(Problem statement): Rewrite all the records, replacing "bounding boxes" with "box coordinates" everywhere and leaving everything else unchanged. Omit the pictures from your answer.

(Data shown):
↓↓↓

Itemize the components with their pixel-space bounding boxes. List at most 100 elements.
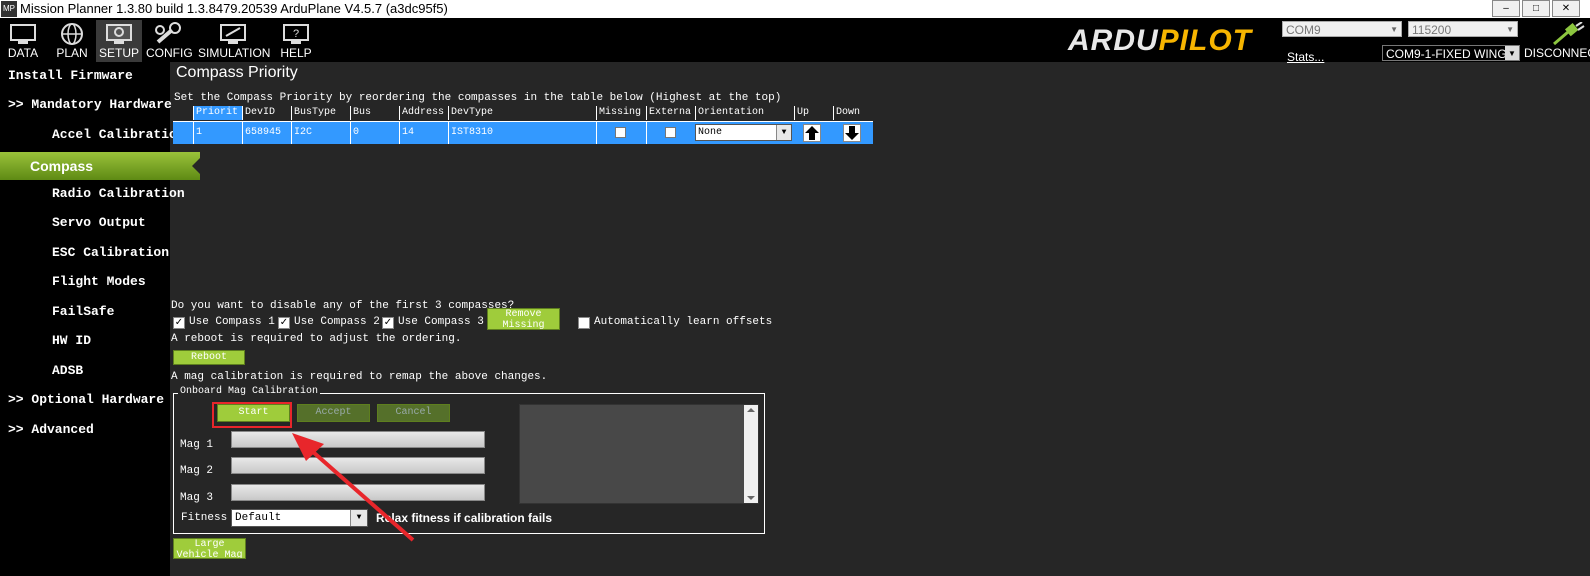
column-header-up[interactable]: Up (794, 106, 833, 120)
window-title-bar: MP Mission Planner 1.3.80 build 1.3.8479… (0, 0, 1590, 18)
start-highlight-box (212, 402, 292, 428)
disconnect-button[interactable]: DISCONNECT (1524, 46, 1590, 60)
log-scrollbar[interactable] (744, 405, 758, 503)
sidebar-item-install-firmware[interactable]: Install Firmware (0, 66, 178, 86)
nav-simulation-label: SIMULATION (198, 46, 271, 60)
onboard-mag-calibration-legend: Onboard Mag Calibration (178, 386, 321, 397)
scroll-arrows-icon (747, 408, 755, 500)
calibration-log-textbox[interactable] (519, 404, 759, 504)
reboot-note-text: A reboot is required to adjust the order… (171, 333, 462, 345)
main-toolbar: DATA PLAN SETUP CONFIG SIMULATION ? HELP… (0, 18, 1590, 64)
window-title: Mission Planner 1.3.80 build 1.3.8479.20… (20, 1, 448, 16)
nav-plan-label: PLAN (56, 46, 88, 60)
priority-cell: 1 (193, 122, 242, 144)
column-header-bustype[interactable]: BusType (291, 106, 350, 120)
maximize-button[interactable]: □ (1522, 0, 1550, 17)
column-header-external[interactable]: Externa (646, 106, 695, 120)
devtype-cell: IST8310 (448, 122, 596, 144)
ardupilot-logo: ARDUPILOT (1068, 24, 1253, 57)
nav-simulation-button[interactable]: SIMULATION (198, 20, 271, 62)
bustype-cell: I2C (291, 122, 350, 144)
mag-calibration-note: A mag calibration is required to remap t… (171, 371, 548, 383)
sidebar-item-advanced[interactable]: >> Advanced (0, 420, 178, 440)
large-vehicle-mag-button[interactable]: Large Vehicle Mag (173, 538, 246, 559)
column-header-devid[interactable]: DevID (242, 106, 291, 120)
app-icon: MP (1, 1, 17, 17)
compass-table: Priorit DevID BusType Bus Address DevTyp… (173, 106, 873, 145)
nav-help-button[interactable]: ? HELP (276, 20, 316, 62)
missing-cell (596, 122, 646, 144)
column-header-priority[interactable]: Priorit (193, 106, 242, 120)
cancel-button[interactable]: Cancel (377, 404, 450, 422)
external-checkbox[interactable] (665, 127, 676, 138)
column-header-down[interactable]: Down (833, 106, 873, 120)
mag-2-label: Mag 2 (180, 465, 214, 477)
remove-missing-button[interactable]: Remove Missing (487, 308, 560, 330)
use-compass-1-checkbox[interactable]: ✓ (173, 317, 185, 329)
move-down-button[interactable] (843, 124, 861, 142)
column-header-address[interactable]: Address (399, 106, 448, 120)
compass-panel: Compass Priority Set the Compass Priorit… (170, 62, 1590, 576)
use-compass-3-checkbox[interactable]: ✓ (382, 317, 394, 329)
sidebar-item-optional-hardware[interactable]: >> Optional Hardware (0, 390, 178, 410)
table-row[interactable]: 1 658945 I2C 0 14 IST8310 None ▼ (173, 121, 873, 144)
wrench-icon (155, 22, 181, 44)
row-header-cell[interactable] (173, 122, 193, 144)
mag-3-progress-bar (231, 484, 485, 501)
table-corner-header (173, 106, 193, 120)
sidebar-item-mandatory-hardware[interactable]: >> Mandatory Hardware (0, 95, 178, 115)
external-cell (646, 122, 695, 144)
window-controls: – □ ✕ (1490, 0, 1580, 17)
instructions-text: Set the Compass Priority by reordering t… (174, 92, 782, 104)
auto-learn-offsets-label[interactable]: Automatically learn offsets (594, 316, 772, 328)
address-cell: 14 (399, 122, 448, 144)
use-compass-2-checkbox[interactable]: ✓ (278, 317, 290, 329)
column-header-orientation[interactable]: Orientation (695, 106, 794, 120)
arrow-down-icon (845, 126, 859, 140)
nav-config-button[interactable]: CONFIG (146, 20, 193, 62)
arrow-up-icon (805, 126, 819, 140)
svg-text:?: ? (293, 28, 299, 40)
column-header-missing[interactable]: Missing (596, 106, 646, 120)
devid-cell: 658945 (242, 122, 291, 144)
port-select[interactable]: COM9 ▼ (1282, 21, 1402, 37)
simulation-icon (220, 24, 246, 44)
mag-2-progress-bar (231, 457, 485, 474)
help-icon: ? (283, 24, 309, 44)
disable-question-text: Do you want to disable any of the first … (171, 300, 515, 312)
monitor-icon (10, 24, 36, 44)
use-compass-2-label[interactable]: Use Compass 2 (294, 316, 380, 328)
nav-data-button[interactable]: DATA (4, 20, 42, 62)
fitness-label: Fitness (181, 512, 228, 524)
nav-setup-label: SETUP (98, 46, 139, 60)
nav-setup-button[interactable]: SETUP (96, 20, 142, 62)
close-button[interactable]: ✕ (1552, 0, 1580, 17)
globe-icon (61, 23, 83, 45)
missing-checkbox[interactable] (615, 127, 626, 138)
relax-fitness-checkbox-label[interactable]: Relax fitness if calibration fails (376, 511, 552, 525)
plug-icon[interactable] (1550, 22, 1586, 46)
nav-help-label: HELP (280, 46, 312, 60)
use-compass-3-label[interactable]: Use Compass 3 (398, 316, 484, 328)
page-title: Compass Priority (176, 64, 298, 81)
orientation-select[interactable]: None ▼ (695, 124, 792, 141)
column-header-bus[interactable]: Bus (350, 106, 399, 120)
nav-data-label: DATA (7, 46, 39, 60)
nav-config-label: CONFIG (146, 46, 193, 60)
use-compass-1-label[interactable]: Use Compass 1 (189, 316, 275, 328)
baud-select[interactable]: 115200 ▼ (1408, 21, 1518, 37)
nav-plan-button[interactable]: PLAN (52, 20, 92, 62)
firmware-select[interactable]: COM9-1-FIXED WING ▼ (1382, 45, 1520, 61)
setup-icon (106, 24, 132, 44)
reboot-button[interactable]: Reboot (173, 350, 245, 365)
accept-button[interactable]: Accept (297, 404, 370, 422)
mag-1-progress-bar (231, 431, 485, 448)
move-up-button[interactable] (803, 124, 821, 142)
fitness-select[interactable]: Default ▼ (231, 509, 368, 527)
column-header-devtype[interactable]: DevType (448, 106, 596, 120)
setup-sidebar: Install Firmware >> Mandatory Hardware A… (0, 62, 200, 576)
mag-1-label: Mag 1 (180, 439, 214, 451)
minimize-button[interactable]: – (1492, 0, 1520, 17)
auto-learn-offsets-checkbox[interactable] (578, 317, 590, 329)
bus-cell: 0 (350, 122, 399, 144)
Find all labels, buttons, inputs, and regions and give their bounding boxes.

↑↑↑

(Task result):
Itemize the components with their pixel-space box coordinates. List at most 100 elements.
column-header-up[interactable]: Up (794, 106, 833, 120)
window-title-bar: MP Mission Planner 1.3.80 build 1.3.8479… (0, 0, 1590, 18)
start-highlight-box (212, 402, 292, 428)
disconnect-button[interactable]: DISCONNECT (1524, 46, 1590, 60)
log-scrollbar[interactable] (744, 405, 758, 503)
sidebar-item-install-firmware[interactable]: Install Firmware (0, 66, 178, 86)
nav-simulation-label: SIMULATION (198, 46, 271, 60)
onboard-mag-calibration-legend: Onboard Mag Calibration (178, 386, 321, 397)
scroll-arrows-icon (747, 408, 755, 500)
calibration-log-textbox[interactable] (519, 404, 759, 504)
reboot-note-text: A reboot is required to adjust the order… (171, 333, 462, 345)
main-toolbar: DATA PLAN SETUP CONFIG SIMULATION ? HELP… (0, 18, 1590, 64)
window-title: Mission Planner 1.3.80 build 1.3.8479.20… (20, 1, 448, 16)
nav-plan-label: PLAN (56, 46, 88, 60)
priority-cell: 1 (193, 122, 242, 144)
column-header-bustype[interactable]: BusType (291, 106, 350, 120)
maximize-button[interactable]: □ (1522, 0, 1550, 17)
column-header-external[interactable]: Externa (646, 106, 695, 120)
devtype-cell: IST8310 (448, 122, 596, 144)
ardupilot-logo: ARDUPILOT (1068, 24, 1253, 57)
nav-simulation-button[interactable]: SIMULATION (198, 20, 271, 62)
bustype-cell: I2C (291, 122, 350, 144)
mag-calibration-note: A mag calibration is required to remap t… (171, 371, 548, 383)
sidebar-item-advanced[interactable]: >> Advanced (0, 420, 178, 440)
large-vehicle-mag-button[interactable]: Large Vehicle Mag (173, 538, 246, 559)
column-header-devid[interactable]: DevID (242, 106, 291, 120)
app-icon: MP (1, 1, 17, 17)
compass-table: Priorit DevID BusType Bus Address DevTyp… (173, 106, 873, 145)
nav-help-button[interactable]: ? HELP (276, 20, 316, 62)
missing-cell (596, 122, 646, 144)
column-header-priority[interactable]: Priorit (193, 106, 242, 120)
cancel-button[interactable]: Cancel (377, 404, 450, 422)
external-checkbox[interactable] (665, 127, 676, 138)
column-header-down[interactable]: Down (833, 106, 873, 120)
mag-2-label: Mag 2 (180, 465, 214, 477)
remove-missing-button[interactable]: Remove Missing (487, 308, 560, 330)
use-compass-1-checkbox[interactable]: ✓ (173, 317, 185, 329)
move-down-button[interactable] (843, 124, 861, 142)
column-header-address[interactable]: Address (399, 106, 448, 120)
compass-panel: Compass Priority Set the Compass Priorit… (170, 62, 1590, 576)
use-compass-3-checkbox[interactable]: ✓ (382, 317, 394, 329)
sidebar-item-optional-hardware[interactable]: >> Optional Hardware (0, 390, 178, 410)
table-row[interactable]: 1 658945 I2C 0 14 IST8310 None ▼ (173, 121, 873, 144)
wrench-icon (155, 22, 181, 44)
row-header-cell[interactable] (173, 122, 193, 144)
mag-3-progress-bar (231, 484, 485, 501)
table-corner-header (173, 106, 193, 120)
sidebar-item-mandatory-hardware[interactable]: >> Mandatory Hardware (0, 95, 178, 115)
external-cell (646, 122, 695, 144)
window-controls: – □ ✕ (1490, 0, 1580, 17)
instructions-text: Set the Compass Priority by reordering t… (174, 92, 782, 104)
auto-learn-offsets-label[interactable]: Automatically learn offsets (594, 316, 772, 328)
address-cell: 14 (399, 122, 448, 144)
use-compass-2-checkbox[interactable]: ✓ (278, 317, 290, 329)
column-header-orientation[interactable]: Orientation (695, 106, 794, 120)
arrow-down-icon (845, 126, 859, 140)
nav-config-button[interactable]: CONFIG (146, 20, 193, 62)
arrow-up-icon (805, 126, 819, 140)
svg-text:?: ? (293, 28, 299, 40)
column-header-missing[interactable]: Missing (596, 106, 646, 120)
devid-cell: 658945 (242, 122, 291, 144)
port-select[interactable]: COM9 ▼ (1282, 21, 1402, 37)
simulation-icon (220, 24, 246, 44)
mag-2-progress-bar (231, 457, 485, 474)
help-icon: ? (283, 24, 309, 44)
disable-question-text: Do you want to disable any of the first … (171, 300, 515, 312)
monitor-icon (10, 24, 36, 44)
use-compass-2-label[interactable]: Use Compass 2 (294, 316, 380, 328)
nav-data-button[interactable]: DATA (4, 20, 42, 62)
fitness-label: Fitness (181, 512, 228, 524)
nav-setup-label: SETUP (98, 46, 139, 60)
nav-setup-button[interactable]: SETUP (96, 20, 142, 62)
close-button[interactable]: ✕ (1552, 0, 1580, 17)
globe-icon (61, 23, 83, 45)
missing-checkbox[interactable] (615, 127, 626, 138)
relax-fitness-checkbox-label[interactable]: Relax fitness if calibration fails (376, 511, 552, 525)
plug-icon[interactable] (1550, 22, 1586, 46)
nav-help-label: HELP (280, 46, 312, 60)
use-compass-3-label[interactable]: Use Compass 3 (398, 316, 484, 328)
page-title: Compass Priority (176, 64, 298, 81)
orientation-select[interactable]: None ▼ (695, 124, 792, 141)
column-header-bus[interactable]: Bus (350, 106, 399, 120)
nav-data-label: DATA (7, 46, 39, 60)
nav-config-label: CONFIG (146, 46, 193, 60)
use-compass-1-label[interactable]: Use Compass 1 (189, 316, 275, 328)
baud-select[interactable]: 115200 ▼ (1408, 21, 1518, 37)
nav-plan-button[interactable]: PLAN (52, 20, 92, 62)
firmware-select[interactable]: COM9-1-FIXED WING ▼ (1382, 45, 1520, 61)
setup-icon (106, 24, 132, 44)
reboot-button[interactable]: Reboot (173, 350, 245, 365)
accept-button[interactable]: Accept (297, 404, 370, 422)
mag-1-progress-bar (231, 431, 485, 448)
move-up-button[interactable] (803, 124, 821, 142)
fitness-select[interactable]: Default ▼ (231, 509, 368, 527)
column-header-devtype[interactable]: DevType (448, 106, 596, 120)
setup-sidebar: Install Firmware >> Mandatory Hardware A… (0, 62, 200, 576)
mag-1-label: Mag 1 (180, 439, 214, 451)
minimize-button[interactable]: – (1492, 0, 1520, 17)
auto-learn-offsets-checkbox[interactable] (578, 317, 590, 329)
bus-cell: 0 (350, 122, 399, 144)
Find all labels, buttons, inputs, and regions and give their box coordinates.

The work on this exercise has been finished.